• [What to do]:
In the data that follows, count each line holding the string "定量分包后贮藏"; answer with the number only.
* START Record list *
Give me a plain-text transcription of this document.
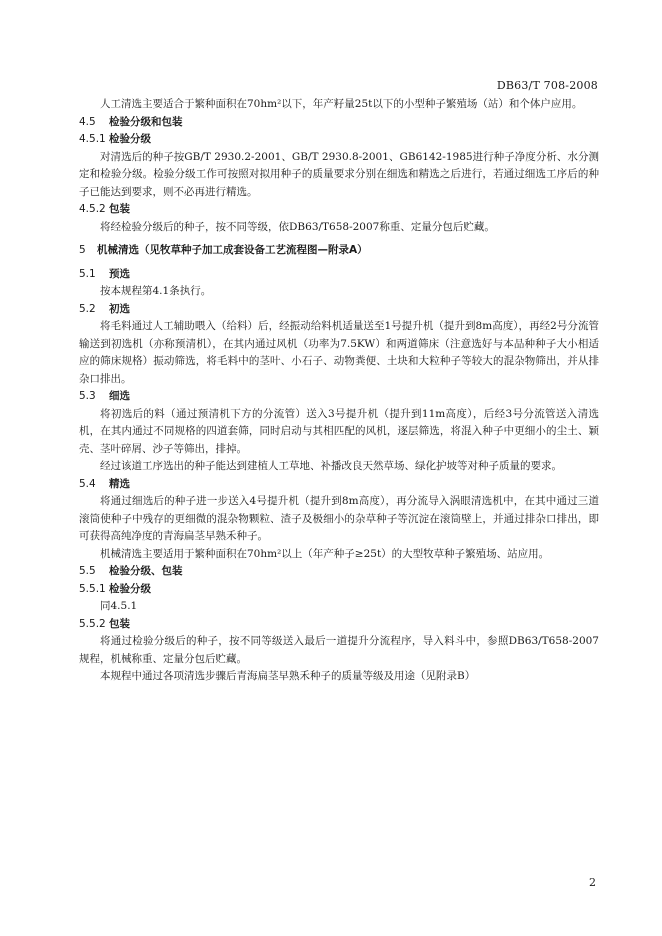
DB63/T 708-2008

人工清选主要适合于繁种面积在70hm²以下，年产籽量25t以下的小型种子繁殖场（站）和个体户应用。

4.5 检验分级和包装
4.5.1 检验分级

对清选后的种子按GB/T 2930.2-2001、GB/T 2930.8-2001、GB6142-1985进行种子净度分析、水分测定和检验分级。检验分级工作可按照对拟用种子的质量要求分别在细选和精选之后进行，若通过细选工序后的种子已能达到要求，则不必再进行精选。

4.5.2 包装

将经检验分级后的种子，按不同等级，依DB63/T658-2007称重、定量分包后贮藏。

5 机械清选（见牧草种子加工成套设备工艺流程图—附录A）
5.1 预选

按本规程第4.1条执行。

5.2 初选

将毛料通过人工辅助喂入（给料）后，经振动给料机适量送至1号提升机（提升到8m高度），再经2号分流管输送到初选机（亦称预清机），在其内通过风机（功率为7.5KW）和两道筛床（注意选好与本品种种子大小相适应的筛床规格）振动筛选，将毛料中的茎叶、小石子、动物粪便、土块和大粒种子等较大的混杂物筛出，并从排杂口排出。

5.3 细选

将初选后的料（通过预清机下方的分流管）送入3号提升机（提升到11m高度），后经3号分流管送入清选机，在其内通过不同规格的四道套筛，同时启动与其相匹配的风机，逐层筛选，将混入种子中更细小的尘土、颖壳、茎叶碎屑、沙子等筛出，排掉。

经过该道工序选出的种子能达到建植人工草地、补播改良天然草场、绿化护坡等对种子质量的要求。

5.4 精选

将通过细选后的种子进一步送入4号提升机（提升到8m高度），再分流导入涡眼清选机中，在其中通过三道滚筒使种子中残存的更细微的混杂物颗粒、渣子及极细小的杂草种子等沉淀在滚筒壁上，并通过排杂口排出，即可获得高纯净度的青海扁茎早熟禾种子。

机械清选主要适用于繁种面积在70hm²以上（年产种子≥25t）的大型牧草种子繁殖场、站应用。

5.5 检验分级、包装
5.5.1 检验分级

同4.5.1

5.5.2 包装

将通过检验分级后的种子，按不同等级送入最后一道提升分流程序，导入料斗中，参照DB63/T658-2007规程，机械称重、定量分包后贮藏。

本规程中通过各项清选步骤后青海扁茎早熟禾种子的质量等级及用途（见附录B）

2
* END Record list *
• [Exercise solution]:
2